3000 and 3010 are an update on the E7230 chipset, codenamed Mukilteo, which has specifications very similar to the 3000 chipset. E7230 was preceded by E7221, which was Intel's first strictly single-socket server chipset.

| Product name | Codename | Processor FSB supported | Memory type supported | High-speed interfaces provided | Preferred IOCH |
| 3000 | Mukilteo-2 | 533 or 800 or 1066 MT/s | Two channels of ECC DDR2-533 or DDR2-667 | PCI Express ×8 port, single 32-bit 33 MHz PCI bus, DMI for ICH7 | ICH7 |
| 3010 | Mukilteo-2P | PCI Express 1 ×16 or 2 ×8 ports, single 32-bit 33 MHz PCI bus, DMI for ICH7 |
| 3200 | Bigby-V | 800 or 1066 or 1333 MT/s | Two channels of ECC DDR2-667 or DDR2-800 | PCI Express ×8 port, single 32-bit 33 MHz PCI bus, DMI for ICH9 | ICH9 |
| 3210 | Bigby-P | PCI Express 1 ×16 or 2 ×8 ports, single 32-bit 33 MHz PCI bus, DMI for ICH9 |

=== Dual-processor Core-based Xeon chipsets ===

These chipsets use a 'dual independent bus' design, in which each socket has its own connection to the chipset. These use the LGA 771 socket. The datasheets omit the 667 MT/s FSB support, so 5400 may support it too.

● ● ● ● ● ● ●

• Assignment
Quote the passage on Intel server chipsets word for word, beginning at the words "These chipsets use" and stopping after "support it too.". Use only the passage on Intel server chipsets above as your source.

● ● ● ● ● ● ●

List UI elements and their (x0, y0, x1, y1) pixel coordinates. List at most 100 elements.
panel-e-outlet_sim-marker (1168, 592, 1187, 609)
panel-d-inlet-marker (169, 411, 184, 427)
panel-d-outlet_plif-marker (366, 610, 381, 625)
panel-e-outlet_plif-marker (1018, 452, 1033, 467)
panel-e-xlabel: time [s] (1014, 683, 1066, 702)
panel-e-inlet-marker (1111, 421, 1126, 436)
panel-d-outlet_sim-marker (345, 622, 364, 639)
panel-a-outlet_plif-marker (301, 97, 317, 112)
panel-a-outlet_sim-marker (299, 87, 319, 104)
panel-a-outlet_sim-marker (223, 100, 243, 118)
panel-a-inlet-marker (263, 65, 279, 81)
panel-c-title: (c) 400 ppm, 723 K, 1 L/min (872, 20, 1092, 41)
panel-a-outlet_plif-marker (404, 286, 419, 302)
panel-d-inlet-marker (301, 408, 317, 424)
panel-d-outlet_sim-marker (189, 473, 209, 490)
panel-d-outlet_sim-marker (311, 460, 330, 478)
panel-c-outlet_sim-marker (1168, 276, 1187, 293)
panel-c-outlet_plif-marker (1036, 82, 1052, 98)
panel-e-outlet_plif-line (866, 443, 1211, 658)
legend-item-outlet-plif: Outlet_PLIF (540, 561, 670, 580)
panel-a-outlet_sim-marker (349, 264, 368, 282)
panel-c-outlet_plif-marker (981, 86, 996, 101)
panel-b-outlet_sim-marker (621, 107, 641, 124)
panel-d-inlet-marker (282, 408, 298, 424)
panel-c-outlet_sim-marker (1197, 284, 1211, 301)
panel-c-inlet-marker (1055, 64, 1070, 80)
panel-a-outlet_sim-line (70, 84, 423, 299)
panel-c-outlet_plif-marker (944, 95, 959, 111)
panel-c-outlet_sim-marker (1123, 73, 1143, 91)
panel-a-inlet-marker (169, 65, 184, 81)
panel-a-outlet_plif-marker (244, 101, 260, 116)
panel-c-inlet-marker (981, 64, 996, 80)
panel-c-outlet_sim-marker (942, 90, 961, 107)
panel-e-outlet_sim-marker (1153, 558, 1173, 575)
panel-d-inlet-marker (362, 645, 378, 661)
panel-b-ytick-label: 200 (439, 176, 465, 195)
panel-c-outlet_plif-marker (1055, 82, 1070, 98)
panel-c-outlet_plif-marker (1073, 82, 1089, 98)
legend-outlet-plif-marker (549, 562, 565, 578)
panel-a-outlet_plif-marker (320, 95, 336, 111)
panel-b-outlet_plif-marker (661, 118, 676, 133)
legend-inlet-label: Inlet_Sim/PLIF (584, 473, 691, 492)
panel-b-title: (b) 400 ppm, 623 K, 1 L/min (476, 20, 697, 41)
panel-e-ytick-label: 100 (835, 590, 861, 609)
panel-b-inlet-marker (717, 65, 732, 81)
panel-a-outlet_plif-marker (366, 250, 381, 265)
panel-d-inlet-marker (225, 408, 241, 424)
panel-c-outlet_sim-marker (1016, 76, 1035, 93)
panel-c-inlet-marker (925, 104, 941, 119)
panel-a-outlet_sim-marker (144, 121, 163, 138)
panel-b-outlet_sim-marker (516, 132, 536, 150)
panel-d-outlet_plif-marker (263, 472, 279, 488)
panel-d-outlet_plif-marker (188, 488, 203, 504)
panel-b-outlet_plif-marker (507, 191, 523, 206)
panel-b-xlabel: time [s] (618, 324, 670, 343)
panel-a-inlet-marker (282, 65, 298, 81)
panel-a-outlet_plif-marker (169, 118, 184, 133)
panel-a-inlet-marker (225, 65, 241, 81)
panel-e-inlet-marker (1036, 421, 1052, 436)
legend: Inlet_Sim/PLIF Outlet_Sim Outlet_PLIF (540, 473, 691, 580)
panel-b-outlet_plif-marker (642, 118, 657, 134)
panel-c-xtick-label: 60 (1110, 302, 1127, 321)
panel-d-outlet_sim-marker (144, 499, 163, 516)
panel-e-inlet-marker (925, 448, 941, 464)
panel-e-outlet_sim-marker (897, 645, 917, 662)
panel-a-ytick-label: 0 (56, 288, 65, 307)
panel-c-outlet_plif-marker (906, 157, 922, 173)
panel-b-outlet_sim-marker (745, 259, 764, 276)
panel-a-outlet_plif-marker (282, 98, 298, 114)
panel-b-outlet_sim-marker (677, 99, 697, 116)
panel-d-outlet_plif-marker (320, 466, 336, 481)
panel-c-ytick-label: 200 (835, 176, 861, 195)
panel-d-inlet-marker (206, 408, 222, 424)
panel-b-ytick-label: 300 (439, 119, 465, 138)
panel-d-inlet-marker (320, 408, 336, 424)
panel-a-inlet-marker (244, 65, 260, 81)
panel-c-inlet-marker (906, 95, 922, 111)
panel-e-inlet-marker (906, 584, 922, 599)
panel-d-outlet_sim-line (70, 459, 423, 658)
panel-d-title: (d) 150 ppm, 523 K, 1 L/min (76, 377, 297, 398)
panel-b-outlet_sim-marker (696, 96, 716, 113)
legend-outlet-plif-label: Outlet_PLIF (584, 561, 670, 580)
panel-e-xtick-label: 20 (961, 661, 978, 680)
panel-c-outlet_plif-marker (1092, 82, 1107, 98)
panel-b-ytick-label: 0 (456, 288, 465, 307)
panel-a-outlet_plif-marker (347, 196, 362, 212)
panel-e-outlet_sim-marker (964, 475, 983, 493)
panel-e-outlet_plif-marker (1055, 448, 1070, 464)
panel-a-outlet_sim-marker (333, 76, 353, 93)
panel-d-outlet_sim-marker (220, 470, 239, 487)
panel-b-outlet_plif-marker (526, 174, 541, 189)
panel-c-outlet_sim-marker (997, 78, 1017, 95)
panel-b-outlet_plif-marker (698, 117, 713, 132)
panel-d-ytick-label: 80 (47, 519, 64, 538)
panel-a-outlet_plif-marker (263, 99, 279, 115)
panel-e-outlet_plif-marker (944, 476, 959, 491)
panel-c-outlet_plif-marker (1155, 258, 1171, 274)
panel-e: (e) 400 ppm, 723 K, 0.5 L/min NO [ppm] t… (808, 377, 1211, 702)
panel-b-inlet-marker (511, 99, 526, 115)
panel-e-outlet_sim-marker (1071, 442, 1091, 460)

● ● ● ● ● ● ●

• Reply
These chipsets use a 'dual independent bus' design, in which each socket has its own connection to the chipset. These use the LGA 771 socket. The datasheets omit the 667 MT/s FSB support, so 5400 may support it too.